Items from a dataset:
★ ★ ★ ★

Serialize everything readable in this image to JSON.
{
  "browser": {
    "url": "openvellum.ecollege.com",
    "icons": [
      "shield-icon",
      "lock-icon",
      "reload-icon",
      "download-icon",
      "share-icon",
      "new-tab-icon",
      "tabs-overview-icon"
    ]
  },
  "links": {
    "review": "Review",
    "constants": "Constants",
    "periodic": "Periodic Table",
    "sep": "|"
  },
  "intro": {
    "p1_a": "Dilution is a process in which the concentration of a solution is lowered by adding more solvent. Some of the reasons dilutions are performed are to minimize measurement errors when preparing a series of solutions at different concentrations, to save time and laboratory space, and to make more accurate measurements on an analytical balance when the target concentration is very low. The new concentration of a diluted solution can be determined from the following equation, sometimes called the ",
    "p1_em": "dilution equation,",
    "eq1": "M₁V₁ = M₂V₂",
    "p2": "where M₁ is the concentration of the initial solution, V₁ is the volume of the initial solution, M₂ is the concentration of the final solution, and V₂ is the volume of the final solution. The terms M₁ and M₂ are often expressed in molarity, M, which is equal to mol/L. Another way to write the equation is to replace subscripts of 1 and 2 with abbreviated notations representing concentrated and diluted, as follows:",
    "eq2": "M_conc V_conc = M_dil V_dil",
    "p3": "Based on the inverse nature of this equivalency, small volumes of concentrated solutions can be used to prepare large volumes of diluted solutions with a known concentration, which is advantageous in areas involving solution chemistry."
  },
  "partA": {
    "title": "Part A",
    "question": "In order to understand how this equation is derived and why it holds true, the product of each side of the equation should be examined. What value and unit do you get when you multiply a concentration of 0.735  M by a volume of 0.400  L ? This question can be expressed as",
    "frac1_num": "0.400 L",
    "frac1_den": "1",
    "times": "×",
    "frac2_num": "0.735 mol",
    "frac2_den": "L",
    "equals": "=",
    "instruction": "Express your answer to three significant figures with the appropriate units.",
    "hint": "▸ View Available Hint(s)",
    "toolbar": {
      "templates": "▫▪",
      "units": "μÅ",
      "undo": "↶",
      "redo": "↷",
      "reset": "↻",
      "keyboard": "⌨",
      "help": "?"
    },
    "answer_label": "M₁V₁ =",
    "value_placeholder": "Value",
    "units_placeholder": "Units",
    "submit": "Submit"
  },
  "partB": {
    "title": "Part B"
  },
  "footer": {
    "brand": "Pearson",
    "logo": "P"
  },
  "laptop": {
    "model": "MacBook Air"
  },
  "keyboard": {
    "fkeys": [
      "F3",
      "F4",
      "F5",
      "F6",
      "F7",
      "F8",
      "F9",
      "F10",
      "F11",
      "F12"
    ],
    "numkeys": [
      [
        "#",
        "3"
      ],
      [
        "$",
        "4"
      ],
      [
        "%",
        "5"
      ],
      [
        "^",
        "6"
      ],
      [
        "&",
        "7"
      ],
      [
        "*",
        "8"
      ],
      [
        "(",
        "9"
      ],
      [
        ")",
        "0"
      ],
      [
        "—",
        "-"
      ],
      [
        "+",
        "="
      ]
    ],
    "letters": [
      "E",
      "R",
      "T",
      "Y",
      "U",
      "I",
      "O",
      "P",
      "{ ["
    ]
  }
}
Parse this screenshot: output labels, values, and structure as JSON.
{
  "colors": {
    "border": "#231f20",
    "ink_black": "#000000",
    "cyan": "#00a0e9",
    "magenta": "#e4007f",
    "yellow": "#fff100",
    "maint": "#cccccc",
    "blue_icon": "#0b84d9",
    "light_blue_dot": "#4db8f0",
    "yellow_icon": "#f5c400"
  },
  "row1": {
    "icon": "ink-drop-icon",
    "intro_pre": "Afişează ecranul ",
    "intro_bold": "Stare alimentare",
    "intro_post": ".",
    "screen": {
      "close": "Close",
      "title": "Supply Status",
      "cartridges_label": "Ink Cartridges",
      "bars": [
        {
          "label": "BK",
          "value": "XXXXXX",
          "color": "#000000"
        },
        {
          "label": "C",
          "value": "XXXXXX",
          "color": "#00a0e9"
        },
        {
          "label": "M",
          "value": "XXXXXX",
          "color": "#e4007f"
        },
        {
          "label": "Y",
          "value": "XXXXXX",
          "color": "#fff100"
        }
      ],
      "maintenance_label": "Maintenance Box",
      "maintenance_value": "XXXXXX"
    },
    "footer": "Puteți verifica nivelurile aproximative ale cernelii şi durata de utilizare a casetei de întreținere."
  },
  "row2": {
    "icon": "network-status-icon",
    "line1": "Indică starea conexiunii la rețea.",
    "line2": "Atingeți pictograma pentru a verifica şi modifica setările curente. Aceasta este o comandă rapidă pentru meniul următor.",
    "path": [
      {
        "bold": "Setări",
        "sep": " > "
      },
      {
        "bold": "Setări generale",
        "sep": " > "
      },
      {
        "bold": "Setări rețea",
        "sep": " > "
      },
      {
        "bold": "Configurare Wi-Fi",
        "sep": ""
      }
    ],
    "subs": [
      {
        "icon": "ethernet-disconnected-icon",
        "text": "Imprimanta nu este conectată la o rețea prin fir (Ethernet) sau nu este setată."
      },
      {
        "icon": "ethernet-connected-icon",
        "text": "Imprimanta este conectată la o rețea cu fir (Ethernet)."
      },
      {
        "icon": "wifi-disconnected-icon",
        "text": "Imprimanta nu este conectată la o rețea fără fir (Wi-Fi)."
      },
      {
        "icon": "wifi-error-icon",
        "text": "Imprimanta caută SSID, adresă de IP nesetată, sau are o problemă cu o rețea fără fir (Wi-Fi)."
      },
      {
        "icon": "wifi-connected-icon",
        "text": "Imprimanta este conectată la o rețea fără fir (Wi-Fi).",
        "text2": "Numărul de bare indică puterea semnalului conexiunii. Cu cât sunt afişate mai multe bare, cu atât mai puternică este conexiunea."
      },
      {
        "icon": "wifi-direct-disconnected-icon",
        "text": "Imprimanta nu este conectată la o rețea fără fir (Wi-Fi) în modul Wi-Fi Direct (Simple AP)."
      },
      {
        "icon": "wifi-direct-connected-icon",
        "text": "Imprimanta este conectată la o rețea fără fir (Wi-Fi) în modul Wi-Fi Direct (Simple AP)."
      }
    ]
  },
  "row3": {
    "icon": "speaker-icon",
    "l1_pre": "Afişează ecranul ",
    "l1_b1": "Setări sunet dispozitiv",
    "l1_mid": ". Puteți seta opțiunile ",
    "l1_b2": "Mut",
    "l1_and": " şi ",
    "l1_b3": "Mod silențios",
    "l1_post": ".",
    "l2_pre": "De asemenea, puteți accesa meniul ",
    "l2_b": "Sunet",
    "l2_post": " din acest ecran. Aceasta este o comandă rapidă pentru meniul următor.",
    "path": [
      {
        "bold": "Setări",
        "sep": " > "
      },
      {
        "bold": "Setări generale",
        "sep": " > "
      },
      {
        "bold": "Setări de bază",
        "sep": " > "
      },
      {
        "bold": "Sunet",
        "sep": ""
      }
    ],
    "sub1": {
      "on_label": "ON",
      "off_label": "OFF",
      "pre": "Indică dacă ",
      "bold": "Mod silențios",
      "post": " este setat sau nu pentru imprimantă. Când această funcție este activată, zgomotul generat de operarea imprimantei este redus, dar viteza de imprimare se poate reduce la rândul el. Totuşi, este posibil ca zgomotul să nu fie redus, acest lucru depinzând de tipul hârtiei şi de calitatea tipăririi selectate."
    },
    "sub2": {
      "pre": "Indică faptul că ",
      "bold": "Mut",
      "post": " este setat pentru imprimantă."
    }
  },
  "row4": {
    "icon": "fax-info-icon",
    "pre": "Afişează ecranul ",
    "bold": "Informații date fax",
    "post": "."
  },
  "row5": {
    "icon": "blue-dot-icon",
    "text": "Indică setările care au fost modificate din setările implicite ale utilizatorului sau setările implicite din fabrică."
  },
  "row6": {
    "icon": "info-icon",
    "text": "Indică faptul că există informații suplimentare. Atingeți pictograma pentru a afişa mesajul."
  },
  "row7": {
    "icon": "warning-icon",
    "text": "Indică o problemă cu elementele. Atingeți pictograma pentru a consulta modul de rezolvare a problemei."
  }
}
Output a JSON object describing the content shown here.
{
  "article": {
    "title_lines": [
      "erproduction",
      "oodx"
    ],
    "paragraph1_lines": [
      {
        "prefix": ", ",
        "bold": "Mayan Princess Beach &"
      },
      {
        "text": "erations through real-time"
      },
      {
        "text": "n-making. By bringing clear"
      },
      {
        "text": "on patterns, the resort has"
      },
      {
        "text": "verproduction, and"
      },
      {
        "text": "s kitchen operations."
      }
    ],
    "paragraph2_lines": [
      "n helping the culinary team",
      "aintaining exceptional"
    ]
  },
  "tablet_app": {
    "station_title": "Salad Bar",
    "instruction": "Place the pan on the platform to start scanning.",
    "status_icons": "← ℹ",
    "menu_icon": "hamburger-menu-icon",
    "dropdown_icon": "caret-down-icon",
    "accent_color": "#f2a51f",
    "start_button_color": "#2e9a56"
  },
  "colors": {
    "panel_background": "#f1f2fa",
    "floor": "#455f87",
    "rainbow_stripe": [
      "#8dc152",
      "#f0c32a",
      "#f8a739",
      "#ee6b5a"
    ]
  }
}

★ ★ ★ ★

TASK OBJECTIVE: Copy out every line of the listing that includes the string "verifica".

RESPONSE FOR THIS EXERCISE:
    "footer": "Puteți verifica nivelurile aproximative ale cernelii şi durata de utilizare a casetei de întreținere."
    "line2": "Atingeți pictograma pentru a verifica şi modifica setările curente. Aceasta este o comandă rapidă pentru meniul următor.",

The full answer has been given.